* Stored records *

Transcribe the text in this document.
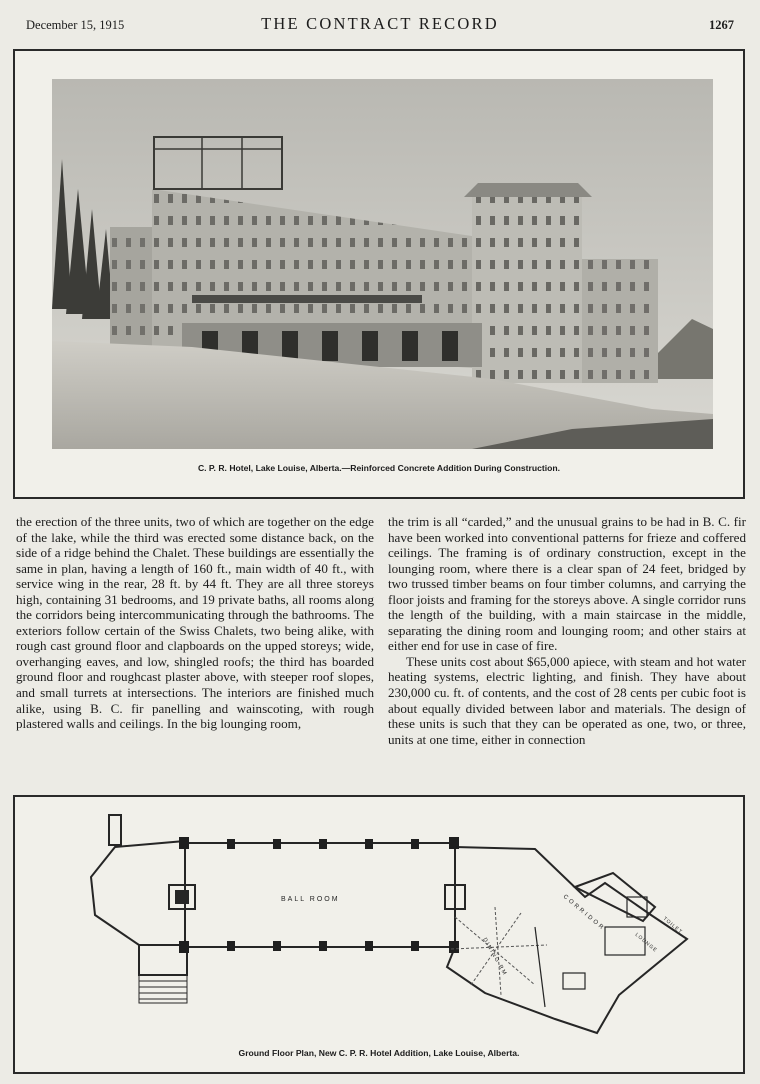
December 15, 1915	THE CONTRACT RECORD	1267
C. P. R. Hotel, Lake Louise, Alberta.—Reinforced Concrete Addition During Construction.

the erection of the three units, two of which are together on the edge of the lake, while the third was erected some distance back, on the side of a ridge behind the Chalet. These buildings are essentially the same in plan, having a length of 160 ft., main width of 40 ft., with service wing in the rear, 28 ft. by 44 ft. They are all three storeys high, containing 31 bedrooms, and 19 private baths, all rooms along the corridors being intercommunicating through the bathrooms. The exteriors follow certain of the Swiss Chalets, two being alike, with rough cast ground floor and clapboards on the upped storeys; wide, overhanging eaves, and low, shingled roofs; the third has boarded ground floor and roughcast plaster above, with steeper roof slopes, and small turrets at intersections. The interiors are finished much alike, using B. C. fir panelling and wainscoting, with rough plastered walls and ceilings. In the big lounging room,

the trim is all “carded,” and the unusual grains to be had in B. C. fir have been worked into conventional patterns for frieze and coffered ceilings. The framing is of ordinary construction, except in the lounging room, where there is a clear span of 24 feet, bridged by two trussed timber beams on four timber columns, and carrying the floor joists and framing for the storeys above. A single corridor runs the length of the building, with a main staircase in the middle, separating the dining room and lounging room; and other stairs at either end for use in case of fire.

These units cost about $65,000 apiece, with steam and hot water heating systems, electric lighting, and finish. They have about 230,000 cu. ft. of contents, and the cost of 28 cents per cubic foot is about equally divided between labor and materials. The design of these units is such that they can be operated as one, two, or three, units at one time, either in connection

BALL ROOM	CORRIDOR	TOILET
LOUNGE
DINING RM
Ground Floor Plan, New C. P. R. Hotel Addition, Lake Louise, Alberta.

* Prompt *
Copy every record above exactly, leaving out the pictures.

* Solution *
Transcribe the text in this document.
December 15, 1915	THE CONTRACT RECORD	1267
C. P. R. Hotel, Lake Louise, Alberta.—Reinforced Concrete Addition During Construction.

the erection of the three units, two of which are together on the edge of the lake, while the third was erected some distance back, on the side of a ridge behind the Chalet. These buildings are essentially the same in plan, having a length of 160 ft., main width of 40 ft., with service wing in the rear, 28 ft. by 44 ft. They are all three storeys high, containing 31 bedrooms, and 19 private baths, all rooms along the corridors being intercommunicating through the bathrooms. The exteriors follow certain of the Swiss Chalets, two being alike, with rough cast ground floor and clapboards on the upped storeys; wide, overhanging eaves, and low, shingled roofs; the third has boarded ground floor and roughcast plaster above, with steeper roof slopes, and small turrets at intersections. The interiors are finished much alike, using B. C. fir panelling and wainscoting, with rough plastered walls and ceilings. In the big lounging room,

the trim is all “carded,” and the unusual grains to be had in B. C. fir have been worked into conventional patterns for frieze and coffered ceilings. The framing is of ordinary construction, except in the lounging room, where there is a clear span of 24 feet, bridged by two trussed timber beams on four timber columns, and carrying the floor joists and framing for the storeys above. A single corridor runs the length of the building, with a main staircase in the middle, separating the dining room and lounging room; and other stairs at either end for use in case of fire.

These units cost about $65,000 apiece, with steam and hot water heating systems, electric lighting, and finish. They have about 230,000 cu. ft. of contents, and the cost of 28 cents per cubic foot is about equally divided between labor and materials. The design of these units is such that they can be operated as one, two, or three, units at one time, either in connection

BALL ROOM	CORRIDOR	TOILET
LOUNGE
DINING RM
Ground Floor Plan, New C. P. R. Hotel Addition, Lake Louise, Alberta.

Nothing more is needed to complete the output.